▶ _Text passage_:
Are any of you BA's aware of any franchising opportunities within the craft beer industry, whether it be distribution, canning, transportation or otherwise? Thanks.
I recall reading somewhere that the American locations of Hofbrauhaus are franchised. But sometimes I don't trust my memory; neither should you.
IF I was to get involved in anything involving the production side it would be mobile canning. I've heard brewers here in MI at smaller operations complain that there aren't enough mobile systems and it causes some scheduling nightmares.
That would be a lucrative market IF the company could consistently provide a service that wouldn't send a brewery's reputation and batches of beer down the drain. We've had some notoriously huge mobile canning line mishaps out here that make most breweries consider buying one together and sharing it rather than hire a company who might botch the whole thing.
Having worked with mobile packagers at my job (not for a mobile packager), I tend to lay any blame at the feet of the brewery. There's only one or two employees from the packager, but several from the brewery required to get it packaged. The packager puts fluid into containers 5 days a week, the brewers only periodically.
On a related topic, my dream as a consumer is a brewing cooperative facility that houses one brew house but a beer garden court of sorts where there are multiple breweries under one roof that all have a tap room area and specialize in different styles. Does this exist anywhere? The closest idea I have seen to this concept is the Industrial Way in Portland- several breweries a stone throw from each other, but they all have separate operations. The Group that brews Narragansett now is similar, but I think it is more of a contract operation and not independent breweries utilizing shared space.
This place is somewhat along those lines. Smaller breweries without a home use their equipment to brew their beers. It is less of a co-op than when first started, but there are still a bunch of brewers who use the space to produce their product. https://peoplespint.com/pages/our-story
The Firkin group of pubs is a franchise. Most locations are in Ontario but there are a couple in the States.

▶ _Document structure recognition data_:
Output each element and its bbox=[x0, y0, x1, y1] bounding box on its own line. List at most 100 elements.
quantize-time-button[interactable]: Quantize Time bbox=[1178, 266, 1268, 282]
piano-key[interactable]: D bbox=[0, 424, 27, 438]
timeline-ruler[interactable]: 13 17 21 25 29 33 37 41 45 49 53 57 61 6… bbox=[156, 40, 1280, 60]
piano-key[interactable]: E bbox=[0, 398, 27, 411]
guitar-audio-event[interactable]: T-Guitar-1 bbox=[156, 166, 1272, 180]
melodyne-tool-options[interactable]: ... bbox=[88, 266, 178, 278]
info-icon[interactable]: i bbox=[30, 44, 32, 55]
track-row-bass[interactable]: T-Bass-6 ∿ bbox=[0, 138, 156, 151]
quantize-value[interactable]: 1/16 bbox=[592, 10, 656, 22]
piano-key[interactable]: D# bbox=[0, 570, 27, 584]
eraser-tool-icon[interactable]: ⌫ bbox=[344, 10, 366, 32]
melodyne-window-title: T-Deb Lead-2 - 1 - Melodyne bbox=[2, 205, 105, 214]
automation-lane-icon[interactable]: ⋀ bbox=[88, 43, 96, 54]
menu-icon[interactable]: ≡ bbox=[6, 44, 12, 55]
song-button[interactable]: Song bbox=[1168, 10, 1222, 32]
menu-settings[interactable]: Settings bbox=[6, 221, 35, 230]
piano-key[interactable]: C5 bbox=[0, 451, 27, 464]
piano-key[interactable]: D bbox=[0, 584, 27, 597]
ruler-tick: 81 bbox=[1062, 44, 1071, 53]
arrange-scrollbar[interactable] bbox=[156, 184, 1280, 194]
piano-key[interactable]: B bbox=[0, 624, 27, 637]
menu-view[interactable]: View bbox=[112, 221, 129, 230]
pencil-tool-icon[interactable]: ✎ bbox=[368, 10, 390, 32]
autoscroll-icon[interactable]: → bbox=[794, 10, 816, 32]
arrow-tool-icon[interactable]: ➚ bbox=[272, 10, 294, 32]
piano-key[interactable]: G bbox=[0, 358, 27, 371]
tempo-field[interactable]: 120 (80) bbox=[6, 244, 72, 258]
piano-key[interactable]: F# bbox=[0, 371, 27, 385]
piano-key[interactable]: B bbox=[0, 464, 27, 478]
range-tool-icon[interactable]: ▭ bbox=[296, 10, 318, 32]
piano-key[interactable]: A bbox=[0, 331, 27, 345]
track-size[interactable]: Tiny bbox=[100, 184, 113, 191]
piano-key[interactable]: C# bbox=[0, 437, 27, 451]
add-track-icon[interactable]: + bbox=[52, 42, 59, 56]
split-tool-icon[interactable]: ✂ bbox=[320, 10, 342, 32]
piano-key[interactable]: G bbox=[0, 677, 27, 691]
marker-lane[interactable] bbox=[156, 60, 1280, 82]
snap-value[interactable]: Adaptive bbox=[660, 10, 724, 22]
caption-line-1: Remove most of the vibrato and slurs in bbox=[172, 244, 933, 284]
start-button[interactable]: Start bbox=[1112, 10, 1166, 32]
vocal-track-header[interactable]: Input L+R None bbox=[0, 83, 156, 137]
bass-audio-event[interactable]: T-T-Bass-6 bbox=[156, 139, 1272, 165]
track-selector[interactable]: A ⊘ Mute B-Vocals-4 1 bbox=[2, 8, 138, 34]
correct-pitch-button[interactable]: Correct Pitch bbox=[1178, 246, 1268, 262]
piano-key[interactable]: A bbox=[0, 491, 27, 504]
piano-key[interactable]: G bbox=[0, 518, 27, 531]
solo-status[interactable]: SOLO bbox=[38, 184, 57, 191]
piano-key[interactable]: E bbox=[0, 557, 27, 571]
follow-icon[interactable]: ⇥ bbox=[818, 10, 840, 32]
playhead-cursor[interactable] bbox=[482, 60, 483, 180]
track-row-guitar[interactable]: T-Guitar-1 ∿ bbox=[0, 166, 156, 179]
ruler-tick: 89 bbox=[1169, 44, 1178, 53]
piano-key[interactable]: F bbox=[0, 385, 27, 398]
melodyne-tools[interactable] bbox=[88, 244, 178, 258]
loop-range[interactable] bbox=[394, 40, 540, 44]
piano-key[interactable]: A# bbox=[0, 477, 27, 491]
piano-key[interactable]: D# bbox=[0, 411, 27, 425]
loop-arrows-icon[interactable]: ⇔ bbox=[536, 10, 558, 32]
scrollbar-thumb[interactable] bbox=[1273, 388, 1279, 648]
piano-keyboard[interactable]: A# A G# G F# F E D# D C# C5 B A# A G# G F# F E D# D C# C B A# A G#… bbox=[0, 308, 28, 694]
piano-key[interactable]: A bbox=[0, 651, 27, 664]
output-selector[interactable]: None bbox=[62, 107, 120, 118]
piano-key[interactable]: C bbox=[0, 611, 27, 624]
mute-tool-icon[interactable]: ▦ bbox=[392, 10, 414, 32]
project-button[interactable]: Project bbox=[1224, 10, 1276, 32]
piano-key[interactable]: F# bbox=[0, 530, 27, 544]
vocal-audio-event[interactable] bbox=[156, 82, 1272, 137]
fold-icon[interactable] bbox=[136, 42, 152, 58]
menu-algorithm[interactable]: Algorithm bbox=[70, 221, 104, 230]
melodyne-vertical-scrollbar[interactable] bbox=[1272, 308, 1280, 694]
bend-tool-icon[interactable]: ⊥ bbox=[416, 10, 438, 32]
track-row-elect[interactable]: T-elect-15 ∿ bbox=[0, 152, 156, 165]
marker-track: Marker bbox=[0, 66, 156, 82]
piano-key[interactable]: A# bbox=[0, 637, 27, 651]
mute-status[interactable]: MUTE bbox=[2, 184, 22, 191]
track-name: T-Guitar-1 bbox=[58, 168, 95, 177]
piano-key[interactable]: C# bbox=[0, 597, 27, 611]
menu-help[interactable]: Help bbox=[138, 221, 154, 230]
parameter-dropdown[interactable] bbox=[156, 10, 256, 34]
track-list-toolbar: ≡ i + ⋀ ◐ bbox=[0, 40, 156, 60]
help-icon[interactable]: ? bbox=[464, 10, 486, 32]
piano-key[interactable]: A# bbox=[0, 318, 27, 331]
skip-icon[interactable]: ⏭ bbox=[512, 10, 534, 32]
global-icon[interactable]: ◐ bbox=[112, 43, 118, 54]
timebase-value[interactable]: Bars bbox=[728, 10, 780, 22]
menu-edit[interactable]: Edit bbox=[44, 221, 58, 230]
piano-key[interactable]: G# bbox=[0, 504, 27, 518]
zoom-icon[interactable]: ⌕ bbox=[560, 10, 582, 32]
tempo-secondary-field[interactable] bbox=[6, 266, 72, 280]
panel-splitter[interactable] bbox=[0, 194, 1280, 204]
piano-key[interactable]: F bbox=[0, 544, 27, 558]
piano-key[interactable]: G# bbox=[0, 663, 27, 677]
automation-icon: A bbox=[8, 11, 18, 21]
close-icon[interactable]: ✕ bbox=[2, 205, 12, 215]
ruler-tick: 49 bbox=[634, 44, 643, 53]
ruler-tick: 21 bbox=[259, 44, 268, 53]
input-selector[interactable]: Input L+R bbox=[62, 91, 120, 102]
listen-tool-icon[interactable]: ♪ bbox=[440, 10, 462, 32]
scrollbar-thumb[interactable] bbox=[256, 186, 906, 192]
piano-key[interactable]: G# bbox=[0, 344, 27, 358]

▶ _What is expected_:
Answer these questions about the craft beer franchising discussion:
1. Which business's American locations does one reply recall being franchised?
2. What do brewers at smaller operations in MI complain there aren't enough of?
3. Where are most locations of the Firkin group of pubs?

▶ _Output for this task_:
1. Hofbrauhaus
2. Mobile canning systems
3. Ontario